### Your objective
Where in the listing does the string "Last" appear? Copy every line that holds it.

### Data shown

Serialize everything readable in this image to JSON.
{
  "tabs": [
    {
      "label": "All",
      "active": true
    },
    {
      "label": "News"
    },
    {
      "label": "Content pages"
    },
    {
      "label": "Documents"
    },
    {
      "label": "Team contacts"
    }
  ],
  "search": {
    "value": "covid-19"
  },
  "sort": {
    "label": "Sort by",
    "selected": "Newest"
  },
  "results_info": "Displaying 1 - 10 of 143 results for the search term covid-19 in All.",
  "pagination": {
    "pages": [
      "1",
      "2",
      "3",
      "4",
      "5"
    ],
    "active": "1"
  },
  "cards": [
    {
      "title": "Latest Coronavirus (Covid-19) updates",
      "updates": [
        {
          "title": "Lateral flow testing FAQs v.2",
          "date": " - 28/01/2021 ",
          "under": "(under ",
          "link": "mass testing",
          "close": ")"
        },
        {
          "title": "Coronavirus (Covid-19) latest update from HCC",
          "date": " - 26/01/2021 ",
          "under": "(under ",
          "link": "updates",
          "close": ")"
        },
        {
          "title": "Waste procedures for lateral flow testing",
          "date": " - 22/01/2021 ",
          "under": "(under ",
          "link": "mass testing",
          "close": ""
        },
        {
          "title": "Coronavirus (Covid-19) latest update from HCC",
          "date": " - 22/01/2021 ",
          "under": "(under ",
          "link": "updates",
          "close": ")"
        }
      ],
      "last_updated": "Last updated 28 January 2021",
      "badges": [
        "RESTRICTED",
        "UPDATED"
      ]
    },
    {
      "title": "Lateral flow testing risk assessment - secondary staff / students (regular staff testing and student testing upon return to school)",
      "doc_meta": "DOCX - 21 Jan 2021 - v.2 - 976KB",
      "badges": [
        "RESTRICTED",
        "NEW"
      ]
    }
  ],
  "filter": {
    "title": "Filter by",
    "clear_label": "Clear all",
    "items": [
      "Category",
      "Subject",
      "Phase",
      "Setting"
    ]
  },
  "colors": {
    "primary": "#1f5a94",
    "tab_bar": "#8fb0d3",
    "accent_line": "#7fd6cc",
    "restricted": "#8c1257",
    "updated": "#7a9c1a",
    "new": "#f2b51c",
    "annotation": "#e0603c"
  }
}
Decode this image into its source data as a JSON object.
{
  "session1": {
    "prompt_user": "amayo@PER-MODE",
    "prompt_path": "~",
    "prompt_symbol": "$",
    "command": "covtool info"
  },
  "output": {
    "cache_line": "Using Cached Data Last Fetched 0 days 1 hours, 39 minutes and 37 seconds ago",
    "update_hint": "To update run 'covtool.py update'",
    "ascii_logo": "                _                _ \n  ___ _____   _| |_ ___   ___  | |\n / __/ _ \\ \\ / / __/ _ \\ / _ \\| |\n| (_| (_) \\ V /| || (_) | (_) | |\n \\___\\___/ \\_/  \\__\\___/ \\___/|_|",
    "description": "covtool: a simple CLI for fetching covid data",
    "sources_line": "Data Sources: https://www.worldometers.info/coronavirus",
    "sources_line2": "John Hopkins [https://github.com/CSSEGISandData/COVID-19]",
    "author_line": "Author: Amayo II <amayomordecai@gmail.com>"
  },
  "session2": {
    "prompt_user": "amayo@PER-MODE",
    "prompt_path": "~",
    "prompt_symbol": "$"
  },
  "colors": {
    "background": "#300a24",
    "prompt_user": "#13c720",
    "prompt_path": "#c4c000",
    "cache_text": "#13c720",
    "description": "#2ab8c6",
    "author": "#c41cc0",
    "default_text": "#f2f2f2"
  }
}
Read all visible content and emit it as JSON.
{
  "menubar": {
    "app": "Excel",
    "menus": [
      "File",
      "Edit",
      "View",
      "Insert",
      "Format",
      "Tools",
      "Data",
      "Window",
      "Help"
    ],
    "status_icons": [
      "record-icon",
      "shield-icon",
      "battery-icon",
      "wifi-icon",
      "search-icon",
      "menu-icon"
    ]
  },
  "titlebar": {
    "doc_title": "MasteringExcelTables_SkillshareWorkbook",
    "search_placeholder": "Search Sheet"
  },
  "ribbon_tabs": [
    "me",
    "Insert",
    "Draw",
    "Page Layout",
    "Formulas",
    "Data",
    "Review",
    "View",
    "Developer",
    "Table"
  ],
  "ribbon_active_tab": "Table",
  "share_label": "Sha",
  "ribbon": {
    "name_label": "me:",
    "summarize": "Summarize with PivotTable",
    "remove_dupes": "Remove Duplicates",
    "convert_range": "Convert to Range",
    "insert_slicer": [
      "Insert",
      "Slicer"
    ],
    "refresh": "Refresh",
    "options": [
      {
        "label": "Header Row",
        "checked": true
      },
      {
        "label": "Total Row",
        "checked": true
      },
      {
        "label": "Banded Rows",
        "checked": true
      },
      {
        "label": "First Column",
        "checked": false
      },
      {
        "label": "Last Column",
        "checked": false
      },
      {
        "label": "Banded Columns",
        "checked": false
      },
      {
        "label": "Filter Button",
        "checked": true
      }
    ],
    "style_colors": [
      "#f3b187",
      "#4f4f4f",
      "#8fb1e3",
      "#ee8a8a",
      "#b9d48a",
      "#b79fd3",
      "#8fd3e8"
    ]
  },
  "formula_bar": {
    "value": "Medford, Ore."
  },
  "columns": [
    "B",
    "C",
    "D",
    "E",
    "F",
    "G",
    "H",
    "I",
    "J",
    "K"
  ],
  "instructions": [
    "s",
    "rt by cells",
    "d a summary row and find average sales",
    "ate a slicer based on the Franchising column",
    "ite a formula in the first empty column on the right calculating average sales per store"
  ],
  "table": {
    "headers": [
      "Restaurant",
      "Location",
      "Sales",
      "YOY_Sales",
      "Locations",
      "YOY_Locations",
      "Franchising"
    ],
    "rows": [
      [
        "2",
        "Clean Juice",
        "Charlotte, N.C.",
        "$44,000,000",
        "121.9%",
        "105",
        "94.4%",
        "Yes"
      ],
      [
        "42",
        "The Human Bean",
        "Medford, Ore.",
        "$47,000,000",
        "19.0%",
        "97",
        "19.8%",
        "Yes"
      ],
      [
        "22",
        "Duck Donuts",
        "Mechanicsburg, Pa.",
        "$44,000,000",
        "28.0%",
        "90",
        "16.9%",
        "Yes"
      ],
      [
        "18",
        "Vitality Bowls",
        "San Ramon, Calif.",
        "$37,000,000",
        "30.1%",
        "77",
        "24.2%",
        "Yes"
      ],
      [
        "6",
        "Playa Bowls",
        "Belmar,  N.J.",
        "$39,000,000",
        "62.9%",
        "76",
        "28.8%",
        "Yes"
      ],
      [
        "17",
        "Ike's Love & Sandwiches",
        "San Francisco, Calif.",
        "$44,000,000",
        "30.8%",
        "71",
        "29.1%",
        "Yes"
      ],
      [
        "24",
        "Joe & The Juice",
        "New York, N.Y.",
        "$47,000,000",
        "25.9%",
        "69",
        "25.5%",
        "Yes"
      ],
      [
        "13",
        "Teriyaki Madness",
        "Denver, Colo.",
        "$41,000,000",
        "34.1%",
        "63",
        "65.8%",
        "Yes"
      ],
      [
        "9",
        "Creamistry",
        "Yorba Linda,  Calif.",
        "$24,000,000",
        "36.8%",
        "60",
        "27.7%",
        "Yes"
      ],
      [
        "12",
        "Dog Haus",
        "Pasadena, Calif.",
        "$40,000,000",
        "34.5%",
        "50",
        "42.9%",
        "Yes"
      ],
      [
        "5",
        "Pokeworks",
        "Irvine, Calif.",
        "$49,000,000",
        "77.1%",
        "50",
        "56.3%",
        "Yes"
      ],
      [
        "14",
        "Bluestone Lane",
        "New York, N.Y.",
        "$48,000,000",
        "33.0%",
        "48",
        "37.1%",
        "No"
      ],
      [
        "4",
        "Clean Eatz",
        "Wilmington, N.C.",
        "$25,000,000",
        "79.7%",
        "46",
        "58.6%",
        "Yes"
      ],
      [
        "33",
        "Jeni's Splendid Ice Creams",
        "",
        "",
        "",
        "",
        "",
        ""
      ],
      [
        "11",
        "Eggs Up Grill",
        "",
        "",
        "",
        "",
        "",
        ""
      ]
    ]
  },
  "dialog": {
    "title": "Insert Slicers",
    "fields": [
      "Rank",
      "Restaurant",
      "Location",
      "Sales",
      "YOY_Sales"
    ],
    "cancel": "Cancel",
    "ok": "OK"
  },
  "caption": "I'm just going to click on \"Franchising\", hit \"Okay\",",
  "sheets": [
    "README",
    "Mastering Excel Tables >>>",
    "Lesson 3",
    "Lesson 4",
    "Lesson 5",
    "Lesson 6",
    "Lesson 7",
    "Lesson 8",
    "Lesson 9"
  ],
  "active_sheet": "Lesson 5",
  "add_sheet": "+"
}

### Solved exercise
      "last_updated": "Last updated 28 January 2021",
    "cache_line": "Using Cached Data Last Fetched 0 days 1 hours, 39 minutes and 37 seconds ago",
        "label": "Last Column",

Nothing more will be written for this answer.